Problem to work on: From the entries below, gather every line containing the string "after".

Information shown:

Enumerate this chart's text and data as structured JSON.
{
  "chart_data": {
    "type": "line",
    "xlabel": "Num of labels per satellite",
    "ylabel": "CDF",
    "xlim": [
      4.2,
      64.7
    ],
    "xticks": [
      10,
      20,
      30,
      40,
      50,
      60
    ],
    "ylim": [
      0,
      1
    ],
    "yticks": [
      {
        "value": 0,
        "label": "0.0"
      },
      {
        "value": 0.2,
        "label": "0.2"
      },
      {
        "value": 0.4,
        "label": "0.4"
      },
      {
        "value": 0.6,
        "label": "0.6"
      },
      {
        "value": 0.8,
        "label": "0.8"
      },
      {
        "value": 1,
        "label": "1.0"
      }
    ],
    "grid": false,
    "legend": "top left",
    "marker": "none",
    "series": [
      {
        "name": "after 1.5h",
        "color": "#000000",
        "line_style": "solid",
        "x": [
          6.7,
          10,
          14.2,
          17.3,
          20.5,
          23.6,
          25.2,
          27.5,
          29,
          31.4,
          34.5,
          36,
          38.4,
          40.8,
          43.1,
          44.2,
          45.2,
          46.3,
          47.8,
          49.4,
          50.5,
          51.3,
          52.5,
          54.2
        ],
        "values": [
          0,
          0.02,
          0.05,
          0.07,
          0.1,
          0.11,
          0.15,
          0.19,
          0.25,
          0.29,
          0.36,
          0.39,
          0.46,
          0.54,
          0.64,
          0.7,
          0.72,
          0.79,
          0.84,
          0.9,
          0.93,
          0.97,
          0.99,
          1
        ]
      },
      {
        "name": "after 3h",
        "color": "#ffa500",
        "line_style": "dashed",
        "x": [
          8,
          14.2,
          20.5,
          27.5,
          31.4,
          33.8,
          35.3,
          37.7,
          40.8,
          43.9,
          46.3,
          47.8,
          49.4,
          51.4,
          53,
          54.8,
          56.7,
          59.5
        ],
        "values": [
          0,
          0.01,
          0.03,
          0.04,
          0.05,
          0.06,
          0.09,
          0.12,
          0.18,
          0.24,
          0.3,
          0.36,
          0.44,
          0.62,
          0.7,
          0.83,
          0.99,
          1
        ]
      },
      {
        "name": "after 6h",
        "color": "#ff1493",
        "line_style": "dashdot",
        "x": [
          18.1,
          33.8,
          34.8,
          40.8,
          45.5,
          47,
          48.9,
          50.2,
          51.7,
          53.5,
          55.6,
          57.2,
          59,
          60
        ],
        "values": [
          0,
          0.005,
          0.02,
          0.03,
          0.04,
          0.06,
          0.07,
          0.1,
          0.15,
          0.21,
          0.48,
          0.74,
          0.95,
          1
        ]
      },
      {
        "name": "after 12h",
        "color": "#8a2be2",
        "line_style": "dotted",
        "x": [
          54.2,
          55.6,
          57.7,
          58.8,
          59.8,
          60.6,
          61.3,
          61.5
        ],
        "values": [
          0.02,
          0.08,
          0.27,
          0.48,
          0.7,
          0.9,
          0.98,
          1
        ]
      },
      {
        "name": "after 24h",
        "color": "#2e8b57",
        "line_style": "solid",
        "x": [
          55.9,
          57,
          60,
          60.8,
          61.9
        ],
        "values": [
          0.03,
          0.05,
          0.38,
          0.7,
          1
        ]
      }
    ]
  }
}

Solution to this problem:
        "name": "after 1.5h",
        "name": "after 3h",
        "name": "after 6h",
        "name": "after 12h",
        "name": "after 24h",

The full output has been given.